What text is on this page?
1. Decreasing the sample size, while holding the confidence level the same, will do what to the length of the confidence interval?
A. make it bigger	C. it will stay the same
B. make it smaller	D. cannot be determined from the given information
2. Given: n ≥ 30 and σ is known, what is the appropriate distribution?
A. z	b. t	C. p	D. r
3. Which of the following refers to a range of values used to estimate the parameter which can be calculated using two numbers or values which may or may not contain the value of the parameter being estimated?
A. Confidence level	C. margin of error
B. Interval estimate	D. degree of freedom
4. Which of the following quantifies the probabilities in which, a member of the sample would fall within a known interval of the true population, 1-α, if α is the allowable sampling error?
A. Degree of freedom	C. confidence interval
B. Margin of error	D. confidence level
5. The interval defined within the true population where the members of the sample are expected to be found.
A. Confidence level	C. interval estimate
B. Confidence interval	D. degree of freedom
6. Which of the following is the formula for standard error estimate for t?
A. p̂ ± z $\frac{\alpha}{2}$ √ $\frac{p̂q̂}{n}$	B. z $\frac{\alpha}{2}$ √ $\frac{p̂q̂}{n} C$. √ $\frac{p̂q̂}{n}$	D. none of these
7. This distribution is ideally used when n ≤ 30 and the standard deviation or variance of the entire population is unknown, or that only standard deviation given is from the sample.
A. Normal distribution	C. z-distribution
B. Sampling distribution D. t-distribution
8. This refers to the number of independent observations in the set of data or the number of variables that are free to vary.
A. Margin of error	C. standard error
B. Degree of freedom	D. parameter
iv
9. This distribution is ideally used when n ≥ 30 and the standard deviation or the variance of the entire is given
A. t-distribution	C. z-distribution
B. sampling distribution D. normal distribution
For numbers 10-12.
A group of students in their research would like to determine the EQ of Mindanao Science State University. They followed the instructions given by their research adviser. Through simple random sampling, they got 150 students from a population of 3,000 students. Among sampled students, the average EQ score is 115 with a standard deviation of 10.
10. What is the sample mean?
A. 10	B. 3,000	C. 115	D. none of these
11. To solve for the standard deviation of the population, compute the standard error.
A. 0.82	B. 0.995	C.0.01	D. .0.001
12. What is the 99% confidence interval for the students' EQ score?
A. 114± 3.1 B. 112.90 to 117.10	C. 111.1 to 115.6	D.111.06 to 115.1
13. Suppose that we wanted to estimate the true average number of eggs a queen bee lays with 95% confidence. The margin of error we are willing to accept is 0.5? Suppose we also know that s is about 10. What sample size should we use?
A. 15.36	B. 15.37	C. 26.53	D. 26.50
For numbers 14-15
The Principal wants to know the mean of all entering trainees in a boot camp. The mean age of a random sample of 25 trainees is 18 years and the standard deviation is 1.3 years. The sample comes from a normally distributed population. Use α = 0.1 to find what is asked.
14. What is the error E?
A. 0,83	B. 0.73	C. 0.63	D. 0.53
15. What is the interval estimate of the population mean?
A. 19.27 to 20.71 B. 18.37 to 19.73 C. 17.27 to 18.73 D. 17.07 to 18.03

**Goal:**
Return every entry verbatim.

**Full response:**
What text is on this page?
1. Decreasing the sample size, while holding the confidence level the same, will do what to the length of the confidence interval?
A. make it bigger	C. it will stay the same
B. make it smaller	D. cannot be determined from the given information
2. Given: n ≥ 30 and σ is known, what is the appropriate distribution?
A. z	b. t	C. p	D. r
3. Which of the following refers to a range of values used to estimate the parameter which can be calculated using two numbers or values which may or may not contain the value of the parameter being estimated?
A. Confidence level	C. margin of error
B. Interval estimate	D. degree of freedom
4. Which of the following quantifies the probabilities in which, a member of the sample would fall within a known interval of the true population, 1-α, if α is the allowable sampling error?
A. Degree of freedom	C. confidence interval
B. Margin of error	D. confidence level
5. The interval defined within the true population where the members of the sample are expected to be found.
A. Confidence level	C. interval estimate
B. Confidence interval	D. degree of freedom
6. Which of the following is the formula for standard error estimate for t?
A. p̂ ± z $\frac{\alpha}{2}$ √ $\frac{p̂q̂}{n}$	B. z $\frac{\alpha}{2}$ √ $\frac{p̂q̂}{n} C$. √ $\frac{p̂q̂}{n}$	D. none of these
7. This distribution is ideally used when n ≤ 30 and the standard deviation or variance of the entire population is unknown, or that only standard deviation given is from the sample.
A. Normal distribution	C. z-distribution
B. Sampling distribution D. t-distribution
8. This refers to the number of independent observations in the set of data or the number of variables that are free to vary.
A. Margin of error	C. standard error
B. Degree of freedom	D. parameter
iv
9. This distribution is ideally used when n ≥ 30 and the standard deviation or the variance of the entire is given
A. t-distribution	C. z-distribution
B. sampling distribution D. normal distribution
For numbers 10-12.
A group of students in their research would like to determine the EQ of Mindanao Science State University. They followed the instructions given by their research adviser. Through simple random sampling, they got 150 students from a population of 3,000 students. Among sampled students, the average EQ score is 115 with a standard deviation of 10.
10. What is the sample mean?
A. 10	B. 3,000	C. 115	D. none of these
11. To solve for the standard deviation of the population, compute the standard error.
A. 0.82	B. 0.995	C.0.01	D. .0.001
12. What is the 99% confidence interval for the students' EQ score?
A. 114± 3.1 B. 112.90 to 117.10	C. 111.1 to 115.6	D.111.06 to 115.1
13. Suppose that we wanted to estimate the true average number of eggs a queen bee lays with 95% confidence. The margin of error we are willing to accept is 0.5? Suppose we also know that s is about 10. What sample size should we use?
A. 15.36	B. 15.37	C. 26.53	D. 26.50
For numbers 14-15
The Principal wants to know the mean of all entering trainees in a boot camp. The mean age of a random sample of 25 trainees is 18 years and the standard deviation is 1.3 years. The sample comes from a normally distributed population. Use α = 0.1 to find what is asked.
14. What is the error E?
A. 0,83	B. 0.73	C. 0.63	D. 0.53
15. What is the interval estimate of the population mean?
A. 19.27 to 20.71 B. 18.37 to 19.73 C. 17.27 to 18.73 D. 17.07 to 18.03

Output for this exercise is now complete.